-- START OF PROVIDED PASSAGE --

On Thursday, the U.S. Department of Labor announced that nearly 3.3 million Americans applied for unemployment in the past week. This is a staggering figure. The most initial claims the department ever recorded in a single week since it began tracking the metric in 1967 was 695,000 — a record set in October 1982. While it is a single metric, it signals an enormously painful economic collapse ahead of the nation and Powell. 

If a local restaurant goes bankrupt, it won’t come back — and another will not likely come to take its place anytime soon. It takes a lot of capital and a long time for a small business to establish and become profitable. Anyone who has worked in economic development will tell you how incredibly difficult business recruitment is, and fewer local amenities as a result of business failures will grow that difficulty exponentially.

There’s a ripple effect when businesses fail, especially in smaller communities that have less flexible economies than large cities. With a small labor pool and small pool of consumers, few in Powell will be untouched by these negative impacts. When a business closes, it takes jobs with it. Those are people who are no longer shopping in stores, getting their haircut, or buying gym memberships.

-- END OF PROVIDED PASSAGE --

* LIST OF TASKS *
- a) Transcribe the passage on unemployment in Powell from "If a local restaurant" to "buying gym memberships.".
- b) Render this sentence from the passage on unemployment in Powell into Spanish: "When a business closes, it takes jobs with it."

-- START OF DATASET EXCERPTS --

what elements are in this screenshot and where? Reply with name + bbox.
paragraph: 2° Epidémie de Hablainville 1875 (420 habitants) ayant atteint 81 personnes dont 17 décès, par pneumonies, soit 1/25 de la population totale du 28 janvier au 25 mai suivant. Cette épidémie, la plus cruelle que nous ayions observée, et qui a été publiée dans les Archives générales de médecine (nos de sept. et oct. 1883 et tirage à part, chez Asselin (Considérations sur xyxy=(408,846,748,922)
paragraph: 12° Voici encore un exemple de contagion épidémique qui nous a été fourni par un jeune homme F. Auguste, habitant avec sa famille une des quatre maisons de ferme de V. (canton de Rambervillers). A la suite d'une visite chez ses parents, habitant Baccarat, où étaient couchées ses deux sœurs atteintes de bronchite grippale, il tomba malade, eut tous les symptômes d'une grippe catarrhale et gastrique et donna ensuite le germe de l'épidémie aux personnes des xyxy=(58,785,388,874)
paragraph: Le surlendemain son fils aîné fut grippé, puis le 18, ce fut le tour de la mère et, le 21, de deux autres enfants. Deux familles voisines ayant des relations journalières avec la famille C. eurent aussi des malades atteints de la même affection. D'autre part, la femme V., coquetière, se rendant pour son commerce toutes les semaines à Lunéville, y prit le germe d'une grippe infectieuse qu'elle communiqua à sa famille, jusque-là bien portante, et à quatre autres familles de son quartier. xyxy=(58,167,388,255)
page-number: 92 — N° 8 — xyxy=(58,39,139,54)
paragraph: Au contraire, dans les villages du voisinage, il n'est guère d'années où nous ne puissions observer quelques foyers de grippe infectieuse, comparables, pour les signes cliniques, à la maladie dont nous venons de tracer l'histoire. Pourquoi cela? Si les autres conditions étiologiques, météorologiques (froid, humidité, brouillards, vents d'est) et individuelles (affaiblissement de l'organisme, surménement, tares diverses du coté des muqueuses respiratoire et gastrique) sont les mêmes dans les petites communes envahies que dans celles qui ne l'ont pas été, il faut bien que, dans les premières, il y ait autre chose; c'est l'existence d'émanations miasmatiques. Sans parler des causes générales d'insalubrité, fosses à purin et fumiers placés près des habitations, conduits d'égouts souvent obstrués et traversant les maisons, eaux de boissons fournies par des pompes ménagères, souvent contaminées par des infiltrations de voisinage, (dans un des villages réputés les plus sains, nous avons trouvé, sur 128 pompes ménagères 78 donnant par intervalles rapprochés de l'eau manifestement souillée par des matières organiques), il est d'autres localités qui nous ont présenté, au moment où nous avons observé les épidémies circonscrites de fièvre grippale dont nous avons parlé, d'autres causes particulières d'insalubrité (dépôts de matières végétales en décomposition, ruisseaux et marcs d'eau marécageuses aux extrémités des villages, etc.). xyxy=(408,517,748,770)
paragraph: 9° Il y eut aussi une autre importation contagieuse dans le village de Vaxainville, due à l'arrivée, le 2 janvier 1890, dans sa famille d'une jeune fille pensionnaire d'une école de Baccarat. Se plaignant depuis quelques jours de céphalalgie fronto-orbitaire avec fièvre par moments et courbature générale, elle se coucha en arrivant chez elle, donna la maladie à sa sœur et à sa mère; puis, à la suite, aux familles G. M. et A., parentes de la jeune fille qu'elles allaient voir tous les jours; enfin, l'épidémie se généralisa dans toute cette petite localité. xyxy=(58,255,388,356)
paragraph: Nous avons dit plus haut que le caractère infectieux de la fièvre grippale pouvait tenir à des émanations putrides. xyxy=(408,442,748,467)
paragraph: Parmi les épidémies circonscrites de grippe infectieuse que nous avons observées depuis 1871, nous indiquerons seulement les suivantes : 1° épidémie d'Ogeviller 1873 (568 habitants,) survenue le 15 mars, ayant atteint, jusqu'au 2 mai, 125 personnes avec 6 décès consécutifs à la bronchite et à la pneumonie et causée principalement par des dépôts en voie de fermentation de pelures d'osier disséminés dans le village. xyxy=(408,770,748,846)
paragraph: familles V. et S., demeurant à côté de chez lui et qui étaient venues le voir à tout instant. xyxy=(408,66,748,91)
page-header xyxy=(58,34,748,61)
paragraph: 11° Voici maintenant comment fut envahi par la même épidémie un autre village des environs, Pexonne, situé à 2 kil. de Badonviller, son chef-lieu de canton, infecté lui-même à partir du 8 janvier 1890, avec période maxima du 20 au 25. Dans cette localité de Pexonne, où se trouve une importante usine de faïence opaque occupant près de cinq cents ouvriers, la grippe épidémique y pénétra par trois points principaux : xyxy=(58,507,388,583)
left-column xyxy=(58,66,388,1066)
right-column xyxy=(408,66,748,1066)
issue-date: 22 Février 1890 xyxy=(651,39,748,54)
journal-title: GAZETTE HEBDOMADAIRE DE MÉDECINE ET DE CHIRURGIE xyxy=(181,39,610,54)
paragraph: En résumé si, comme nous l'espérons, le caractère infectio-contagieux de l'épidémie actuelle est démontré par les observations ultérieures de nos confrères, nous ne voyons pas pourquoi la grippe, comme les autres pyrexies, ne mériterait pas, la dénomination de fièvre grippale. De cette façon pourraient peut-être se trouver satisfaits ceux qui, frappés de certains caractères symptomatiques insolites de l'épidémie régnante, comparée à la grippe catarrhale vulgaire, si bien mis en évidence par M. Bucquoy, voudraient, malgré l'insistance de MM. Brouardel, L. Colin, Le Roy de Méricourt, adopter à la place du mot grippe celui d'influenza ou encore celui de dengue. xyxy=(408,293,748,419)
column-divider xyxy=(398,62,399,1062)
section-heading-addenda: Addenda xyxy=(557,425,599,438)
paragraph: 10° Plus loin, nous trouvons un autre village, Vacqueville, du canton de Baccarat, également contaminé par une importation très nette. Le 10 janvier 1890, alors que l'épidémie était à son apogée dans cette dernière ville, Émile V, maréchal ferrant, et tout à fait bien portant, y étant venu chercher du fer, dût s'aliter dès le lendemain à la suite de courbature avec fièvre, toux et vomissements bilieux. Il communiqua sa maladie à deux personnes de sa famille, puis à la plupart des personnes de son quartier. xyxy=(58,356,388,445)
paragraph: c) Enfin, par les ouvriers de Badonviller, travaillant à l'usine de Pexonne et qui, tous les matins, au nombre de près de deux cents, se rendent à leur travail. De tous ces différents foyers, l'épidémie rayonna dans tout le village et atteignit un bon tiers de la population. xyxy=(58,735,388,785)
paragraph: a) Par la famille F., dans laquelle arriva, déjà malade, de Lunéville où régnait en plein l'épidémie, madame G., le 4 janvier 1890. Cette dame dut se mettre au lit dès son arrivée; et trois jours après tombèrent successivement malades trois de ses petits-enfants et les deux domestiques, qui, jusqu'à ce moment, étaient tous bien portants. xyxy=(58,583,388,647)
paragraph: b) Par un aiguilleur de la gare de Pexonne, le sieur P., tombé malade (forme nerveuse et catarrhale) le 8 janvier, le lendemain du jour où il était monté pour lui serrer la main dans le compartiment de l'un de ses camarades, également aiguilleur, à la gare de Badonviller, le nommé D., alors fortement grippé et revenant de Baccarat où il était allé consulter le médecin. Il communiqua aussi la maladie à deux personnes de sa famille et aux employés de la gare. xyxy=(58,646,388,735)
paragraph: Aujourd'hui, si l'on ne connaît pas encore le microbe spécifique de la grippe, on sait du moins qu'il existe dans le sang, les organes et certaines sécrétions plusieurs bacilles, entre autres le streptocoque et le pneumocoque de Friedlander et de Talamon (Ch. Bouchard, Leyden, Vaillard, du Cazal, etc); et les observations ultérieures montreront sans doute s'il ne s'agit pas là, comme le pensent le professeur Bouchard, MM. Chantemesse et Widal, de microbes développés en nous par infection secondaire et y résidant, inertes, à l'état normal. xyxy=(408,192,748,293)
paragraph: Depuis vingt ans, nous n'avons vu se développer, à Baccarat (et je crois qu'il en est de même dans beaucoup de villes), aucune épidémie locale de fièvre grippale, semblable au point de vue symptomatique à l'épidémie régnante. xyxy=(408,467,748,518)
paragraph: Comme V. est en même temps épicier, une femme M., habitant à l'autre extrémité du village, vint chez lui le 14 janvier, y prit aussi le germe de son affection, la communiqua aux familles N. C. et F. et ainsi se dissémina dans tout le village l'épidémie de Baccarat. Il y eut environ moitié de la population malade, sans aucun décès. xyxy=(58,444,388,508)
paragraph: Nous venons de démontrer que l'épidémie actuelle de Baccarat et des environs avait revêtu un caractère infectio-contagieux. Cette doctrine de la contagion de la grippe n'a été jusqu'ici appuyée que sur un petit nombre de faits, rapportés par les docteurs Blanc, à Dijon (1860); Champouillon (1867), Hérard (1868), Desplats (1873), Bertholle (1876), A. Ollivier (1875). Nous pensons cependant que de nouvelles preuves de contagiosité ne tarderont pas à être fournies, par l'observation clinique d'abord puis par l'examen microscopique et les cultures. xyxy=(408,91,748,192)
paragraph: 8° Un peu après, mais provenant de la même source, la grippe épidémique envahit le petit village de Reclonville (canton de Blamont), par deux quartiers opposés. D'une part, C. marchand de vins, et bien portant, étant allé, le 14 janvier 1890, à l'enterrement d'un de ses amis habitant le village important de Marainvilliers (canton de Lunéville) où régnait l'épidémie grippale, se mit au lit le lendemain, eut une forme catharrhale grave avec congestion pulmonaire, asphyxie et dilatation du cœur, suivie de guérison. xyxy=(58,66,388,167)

-- END OF DATASET EXCERPTS --

* ANSWERS PER TASK *
- a)
If a local restaurant goes bankrupt, it won’t come back — and another will not likely come to take its place anytime soon. It takes a lot of capital and a long time for a small business to establish and become profitable. Anyone who has worked in economic development will tell you how incredibly difficult business recruitment is, and fewer local amenities as a result of business failures will grow that difficulty exponentially.

There’s a ripple effect when businesses fail, especially in smaller communities that have less flexible economies than large cities. With a small labor pool and small pool of consumers, few in Powell will be untouched by these negative impacts. When a business closes, it takes jobs with it. Those are people who are no longer shopping in stores, getting their haircut, or buying gym memberships.

- b) Cuando un negocio cierra, se lleva empleos consigo.